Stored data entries
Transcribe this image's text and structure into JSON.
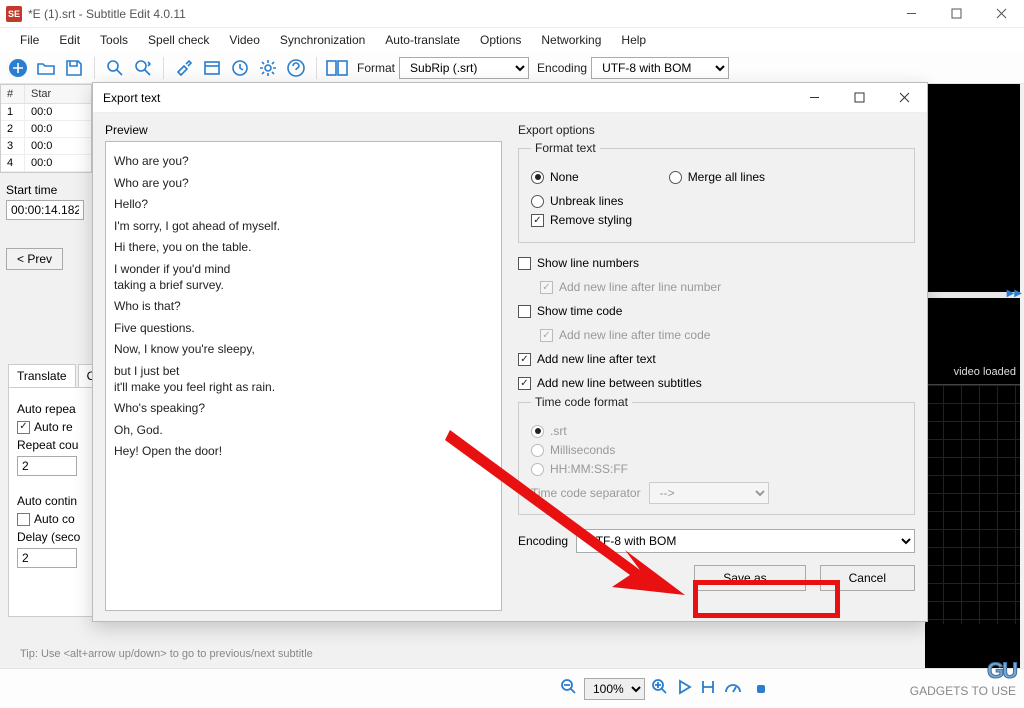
{
  "window": {
    "icon_text": "SE",
    "title": "*E (1).srt - Subtitle Edit 4.0.11"
  },
  "menu": [
    "File",
    "Edit",
    "Tools",
    "Spell check",
    "Video",
    "Synchronization",
    "Auto-translate",
    "Options",
    "Networking",
    "Help"
  ],
  "toolbar": {
    "format_label": "Format",
    "format_value": "SubRip (.srt)",
    "encoding_label": "Encoding",
    "encoding_value": "UTF-8 with BOM"
  },
  "grid": {
    "headers": {
      "num": "#",
      "start": "Star"
    },
    "rows": [
      {
        "n": "1",
        "s": "00:0"
      },
      {
        "n": "2",
        "s": "00:0"
      },
      {
        "n": "3",
        "s": "00:0"
      },
      {
        "n": "4",
        "s": "00:0"
      }
    ]
  },
  "start_time": {
    "label": "Start time",
    "value": "00:00:14.182"
  },
  "prev_btn": "< Prev",
  "tabs": {
    "translate": "Translate",
    "other": "Cr"
  },
  "translate_panel": {
    "autorepeat": "Auto repea",
    "autore": "Auto re",
    "repeat_label": "Repeat cou",
    "repeat_val": "2",
    "autocontinue": "Auto contin",
    "autoco": "Auto co",
    "delay_label": "Delay (seco",
    "delay_val": "2"
  },
  "tip": "Tip:  Use <alt+arrow up/down> to go to previous/next subtitle",
  "video_label": "video loaded",
  "player": {
    "zoom": "100%"
  },
  "dialog": {
    "title": "Export text",
    "preview_label": "Preview",
    "preview_lines": [
      "Who are you?",
      "Who are you?",
      "Hello?",
      "I'm sorry, I got ahead of myself.",
      "Hi there, you on the table.",
      "I wonder if you'd mind\ntaking a brief survey.",
      "Who is that?",
      "Five questions.",
      "Now, I know you're sleepy,",
      "but I just bet\nit'll make you feel right as rain.",
      "Who's speaking?",
      "Oh, God.",
      "Hey! Open the door!"
    ],
    "export_options_label": "Export options",
    "format_text_legend": "Format text",
    "opt_none": "None",
    "opt_merge": "Merge all lines",
    "opt_unbreak": "Unbreak lines",
    "opt_remove": "Remove styling",
    "show_line_numbers": "Show line numbers",
    "after_line_number": "Add new line after line number",
    "show_time_code": "Show time code",
    "after_time_code": "Add new line after time code",
    "add_after_text": "Add new line after text",
    "add_between": "Add new line between subtitles",
    "tc_legend": "Time code format",
    "tc_srt": ".srt",
    "tc_ms": "Milliseconds",
    "tc_hms": "HH:MM:SS:FF",
    "tc_sep_label": "Time code separator",
    "tc_sep_value": "-->",
    "enc_label": "Encoding",
    "enc_value": "UTF-8 with BOM",
    "save_as": "Save as...",
    "cancel": "Cancel"
  },
  "watermark": "GADGETS TO USE"
}
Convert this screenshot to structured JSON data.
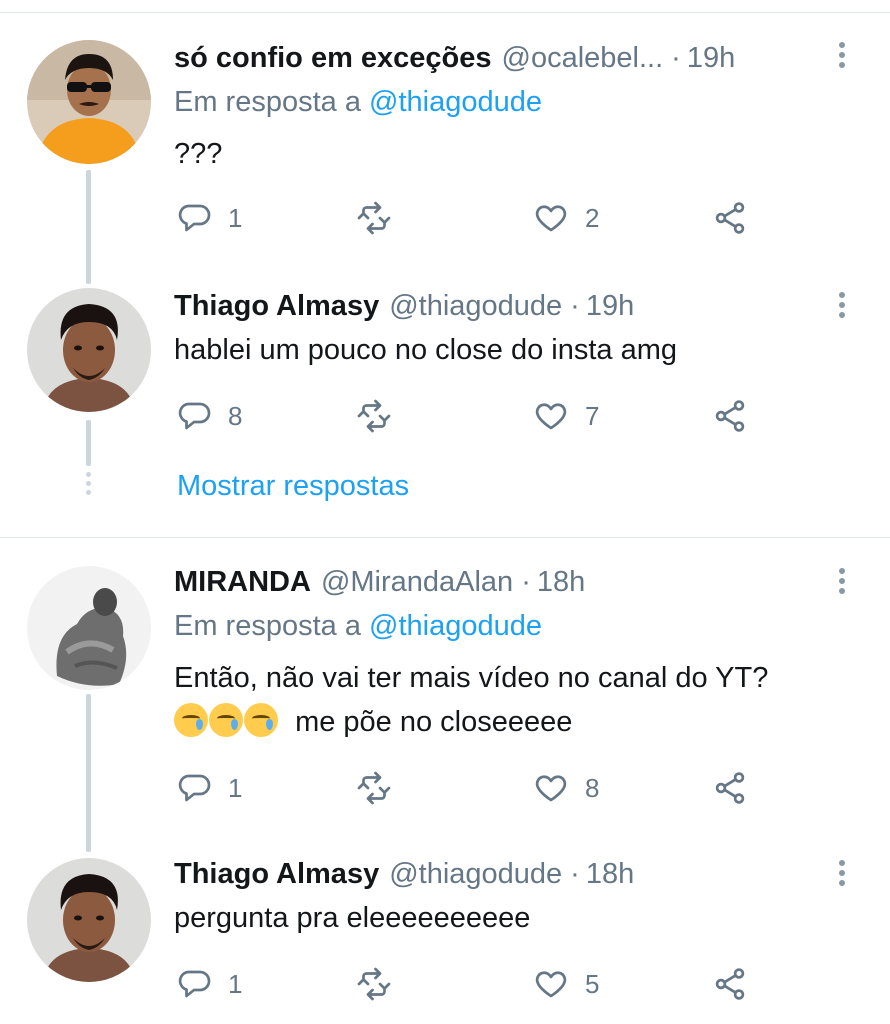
{
  "colors": {
    "accent": "#1da1f2",
    "secondary_text": "#657786",
    "thread_line": "#ccd6dd"
  },
  "tweets": [
    {
      "name": "só confio em exceções",
      "handle": "@ocalebel...",
      "separator": "·",
      "time": "19h",
      "reply_prefix": "Em resposta a",
      "reply_handle": "@thiagodude",
      "text": "???",
      "replies": "1",
      "retweets": "",
      "likes": "2"
    },
    {
      "name": "Thiago Almasy",
      "handle": "@thiagodude",
      "separator": "·",
      "time": "19h",
      "text": "hablei um pouco no close do insta amg",
      "replies": "8",
      "retweets": "",
      "likes": "7"
    },
    {
      "name": "MIRANDA",
      "handle": "@MirandaAlan",
      "separator": "·",
      "time": "18h",
      "reply_prefix": "Em resposta a",
      "reply_handle": "@thiagodude",
      "text_line1": "Então, não vai ter mais vídeo no canal do YT?",
      "text_line2": "me põe no closeeeee",
      "emoji": "crying-face",
      "replies": "1",
      "retweets": "",
      "likes": "8"
    },
    {
      "name": "Thiago Almasy",
      "handle": "@thiagodude",
      "separator": "·",
      "time": "18h",
      "text": "pergunta pra eleeeeeeeeee",
      "replies": "1",
      "retweets": "",
      "likes": "5"
    }
  ],
  "show_replies": "Mostrar respostas"
}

WHAT YOU NEED TO DO
List each line of the records that holds the string "Auto".

EXERCISE ANSWER
    "Auto-translate",
    "autorepeat": "Auto repea",
    "autore": "Auto re",
    "autocontinue": "Auto contin",
    "autoco": "Auto co",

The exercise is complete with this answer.